- _Data entries for graphics_:
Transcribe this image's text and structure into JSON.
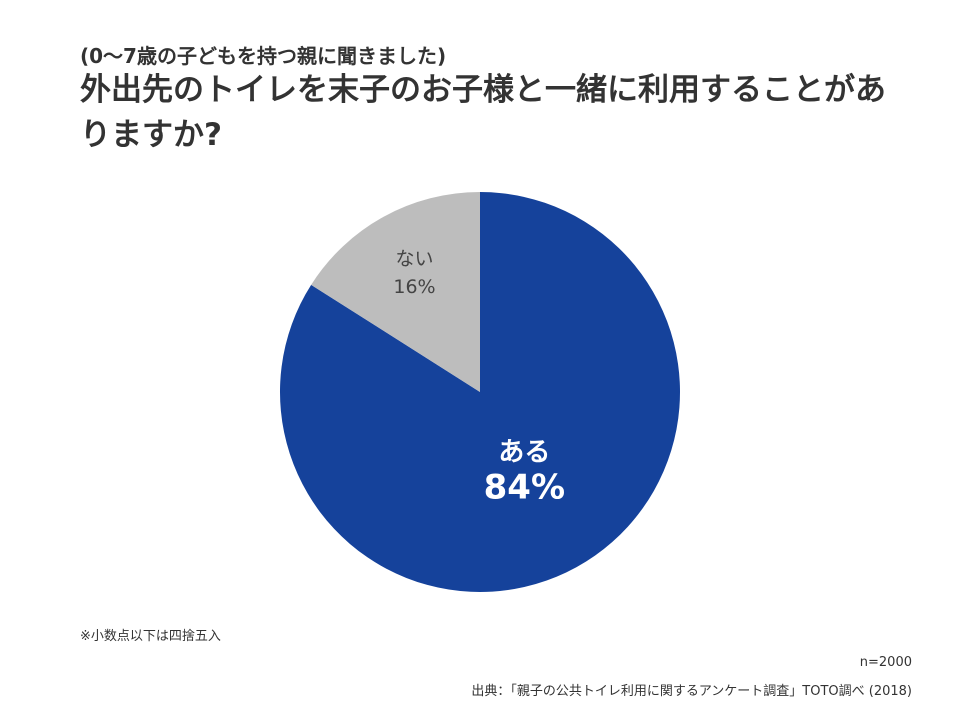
{
  "header": {
    "subtitle": "(0～7歳の子どもを持つ親に聞きました)",
    "title": "外出先のトイレを末子のお子様と一緒に利用することがありますか?"
  },
  "colors": {
    "aru": "#15429b",
    "nai": "#bdbdbd"
  },
  "chart_data": {
    "type": "pie",
    "title": "外出先のトイレを末子のお子様と一緒に利用することがありますか?",
    "slices": [
      {
        "label": "ある",
        "value": 84,
        "value_label": "84%",
        "color": "#15429b"
      },
      {
        "label": "ない",
        "value": 16,
        "value_label": "16%",
        "color": "#bdbdbd"
      }
    ],
    "start": "12 o'clock",
    "direction": "clockwise"
  },
  "footer": {
    "note": "※小数点以下は四捨五入",
    "sample": "n=2000",
    "source": "出典：「親子の公共トイレ利用に関するアンケート調査」TOTO調べ (2018)"
  }
}
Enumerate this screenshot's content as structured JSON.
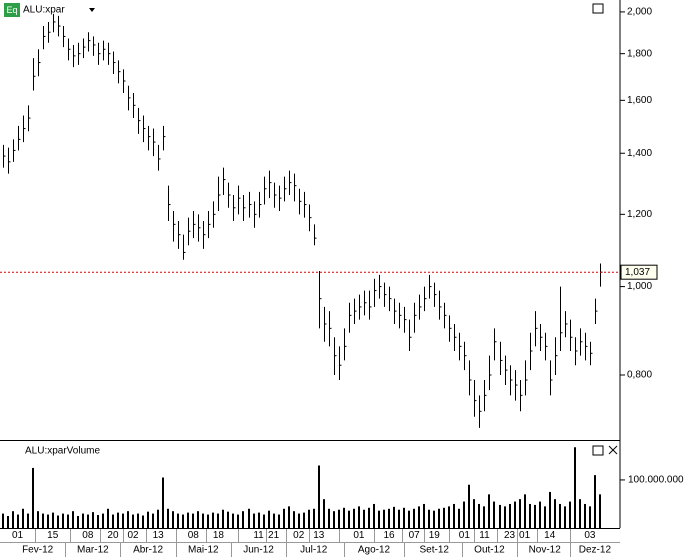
{
  "chart_data": [
    {
      "type": "ohlc",
      "title": "ALU:xpar",
      "badge": "Eq",
      "color": "#000000",
      "log_scale": true,
      "ylim": [
        679,
        2061
      ],
      "yticks": [
        {
          "value": 800,
          "label": "0,800"
        },
        {
          "value": 1000,
          "label": "1,000"
        },
        {
          "value": 1200,
          "label": "1,200"
        },
        {
          "value": 1400,
          "label": "1,400"
        },
        {
          "value": 1600,
          "label": "1,600"
        },
        {
          "value": 1800,
          "label": "1,800"
        },
        {
          "value": 2000,
          "label": "2,000"
        }
      ],
      "last_price": {
        "value": 1037,
        "label": "1,037"
      },
      "last_price_color": "#dd0000",
      "xlim": [
        -0.5,
        123
      ],
      "xticks": [
        {
          "value": 3,
          "label": "01"
        },
        {
          "value": 10,
          "label": "15"
        },
        {
          "value": 17,
          "label": "08"
        },
        {
          "value": 22,
          "label": "20"
        },
        {
          "value": 26,
          "label": "02"
        },
        {
          "value": 31,
          "label": "13"
        },
        {
          "value": 38,
          "label": "08"
        },
        {
          "value": 43,
          "label": "18"
        },
        {
          "value": 51,
          "label": "11"
        },
        {
          "value": 54,
          "label": "21"
        },
        {
          "value": 59,
          "label": "02"
        },
        {
          "value": 63,
          "label": "13"
        },
        {
          "value": 71,
          "label": "01"
        },
        {
          "value": 77,
          "label": "16"
        },
        {
          "value": 82,
          "label": "07"
        },
        {
          "value": 86,
          "label": "19"
        },
        {
          "value": 92,
          "label": "01"
        },
        {
          "value": 96,
          "label": "11"
        },
        {
          "value": 101,
          "label": "23"
        },
        {
          "value": 104,
          "label": "01"
        },
        {
          "value": 109,
          "label": "14"
        },
        {
          "value": 117,
          "label": "03"
        }
      ],
      "month_ticks": [
        {
          "value": 7,
          "label": "Fev-12"
        },
        {
          "value": 18,
          "label": "Mar-12"
        },
        {
          "value": 29,
          "label": "Abr-12"
        },
        {
          "value": 40,
          "label": "Mai-12"
        },
        {
          "value": 51,
          "label": "Jun-12"
        },
        {
          "value": 62,
          "label": "Jul-12"
        },
        {
          "value": 74,
          "label": "Ago-12"
        },
        {
          "value": 86,
          "label": "Set-12"
        },
        {
          "value": 97,
          "label": "Out-12"
        },
        {
          "value": 108,
          "label": "Nov-12"
        },
        {
          "value": 118,
          "label": "Dez-12"
        }
      ],
      "high": [
        1430,
        1420,
        1450,
        1500,
        1540,
        1580,
        1780,
        1820,
        1930,
        1950,
        1990,
        1980,
        1930,
        1870,
        1840,
        1850,
        1870,
        1900,
        1880,
        1850,
        1860,
        1850,
        1810,
        1770,
        1730,
        1660,
        1630,
        1570,
        1540,
        1500,
        1490,
        1430,
        1500,
        1290,
        1210,
        1180,
        1140,
        1190,
        1210,
        1200,
        1180,
        1210,
        1240,
        1320,
        1350,
        1300,
        1260,
        1290,
        1260,
        1270,
        1240,
        1270,
        1320,
        1340,
        1300,
        1290,
        1320,
        1340,
        1330,
        1280,
        1270,
        1230,
        1170,
        1040,
        950,
        940,
        880,
        860,
        900,
        960,
        970,
        980,
        990,
        990,
        1020,
        1030,
        1010,
        1000,
        970,
        960,
        950,
        920,
        960,
        980,
        1000,
        1030,
        1010,
        990,
        960,
        930,
        910,
        890,
        870,
        830,
        790,
        760,
        790,
        840,
        900,
        870,
        840,
        820,
        810,
        790,
        830,
        890,
        940,
        910,
        890,
        830,
        880,
        1000,
        940,
        920,
        880,
        900,
        890,
        870,
        970,
        1060
      ],
      "low": [
        1350,
        1330,
        1370,
        1410,
        1440,
        1480,
        1640,
        1700,
        1820,
        1850,
        1900,
        1880,
        1830,
        1770,
        1740,
        1750,
        1780,
        1810,
        1790,
        1750,
        1770,
        1750,
        1710,
        1670,
        1630,
        1560,
        1530,
        1470,
        1440,
        1410,
        1390,
        1340,
        1410,
        1180,
        1120,
        1100,
        1070,
        1110,
        1130,
        1120,
        1100,
        1130,
        1160,
        1210,
        1260,
        1220,
        1180,
        1200,
        1180,
        1190,
        1160,
        1190,
        1230,
        1250,
        1220,
        1210,
        1240,
        1260,
        1240,
        1200,
        1190,
        1150,
        1110,
        900,
        870,
        860,
        800,
        790,
        830,
        890,
        910,
        920,
        930,
        920,
        950,
        970,
        950,
        940,
        910,
        900,
        890,
        850,
        890,
        920,
        940,
        970,
        950,
        920,
        900,
        870,
        850,
        830,
        810,
        760,
        720,
        700,
        730,
        770,
        830,
        800,
        780,
        760,
        750,
        730,
        760,
        810,
        860,
        850,
        830,
        760,
        800,
        850,
        880,
        850,
        820,
        840,
        830,
        820,
        910,
        1000
      ],
      "close": [
        1390,
        1370,
        1410,
        1450,
        1490,
        1530,
        1700,
        1760,
        1880,
        1900,
        1950,
        1930,
        1880,
        1820,
        1790,
        1800,
        1830,
        1860,
        1840,
        1800,
        1820,
        1800,
        1760,
        1720,
        1680,
        1610,
        1580,
        1520,
        1490,
        1460,
        1440,
        1380,
        1460,
        1230,
        1170,
        1140,
        1090,
        1150,
        1170,
        1160,
        1140,
        1170,
        1200,
        1260,
        1310,
        1260,
        1220,
        1250,
        1220,
        1230,
        1200,
        1230,
        1280,
        1300,
        1260,
        1250,
        1280,
        1300,
        1290,
        1240,
        1230,
        1190,
        1130,
        970,
        910,
        900,
        840,
        820,
        860,
        930,
        940,
        950,
        960,
        950,
        990,
        1000,
        980,
        970,
        940,
        930,
        920,
        880,
        930,
        950,
        970,
        1000,
        980,
        950,
        930,
        900,
        880,
        860,
        840,
        790,
        750,
        730,
        760,
        800,
        870,
        830,
        810,
        790,
        780,
        760,
        790,
        850,
        900,
        880,
        860,
        790,
        840,
        890,
        910,
        880,
        850,
        870,
        860,
        845,
        940,
        1037
      ]
    },
    {
      "type": "bar",
      "title": "ALU:xparVolume",
      "color": "#000000",
      "ylim": [
        0,
        181000000
      ],
      "yticks": [
        {
          "value": 100000000,
          "label": "100.000.000"
        }
      ],
      "values": [
        30000000,
        25000000,
        35000000,
        28000000,
        40000000,
        30000000,
        125000000,
        35000000,
        30000000,
        28000000,
        32000000,
        26000000,
        30000000,
        28000000,
        35000000,
        25000000,
        30000000,
        28000000,
        33000000,
        27000000,
        30000000,
        40000000,
        28000000,
        32000000,
        30000000,
        35000000,
        28000000,
        30000000,
        26000000,
        34000000,
        30000000,
        38000000,
        105000000,
        40000000,
        35000000,
        30000000,
        28000000,
        32000000,
        30000000,
        35000000,
        30000000,
        28000000,
        32000000,
        30000000,
        38000000,
        34000000,
        30000000,
        28000000,
        35000000,
        40000000,
        30000000,
        32000000,
        28000000,
        36000000,
        30000000,
        28000000,
        40000000,
        45000000,
        35000000,
        30000000,
        32000000,
        38000000,
        40000000,
        130000000,
        60000000,
        40000000,
        35000000,
        38000000,
        42000000,
        36000000,
        40000000,
        45000000,
        38000000,
        42000000,
        50000000,
        36000000,
        38000000,
        40000000,
        44000000,
        38000000,
        42000000,
        36000000,
        40000000,
        45000000,
        50000000,
        38000000,
        36000000,
        40000000,
        42000000,
        45000000,
        50000000,
        40000000,
        55000000,
        90000000,
        60000000,
        50000000,
        45000000,
        70000000,
        55000000,
        48000000,
        45000000,
        50000000,
        55000000,
        60000000,
        70000000,
        50000000,
        48000000,
        55000000,
        45000000,
        75000000,
        60000000,
        50000000,
        45000000,
        55000000,
        168000000,
        60000000,
        50000000,
        45000000,
        110000000,
        70000000
      ]
    }
  ]
}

- _WRITTEN EXERCISE_: Go through the material above and count the lines that contain "JSON"; give that number alone.

- _OUTPUT BELOW_: 2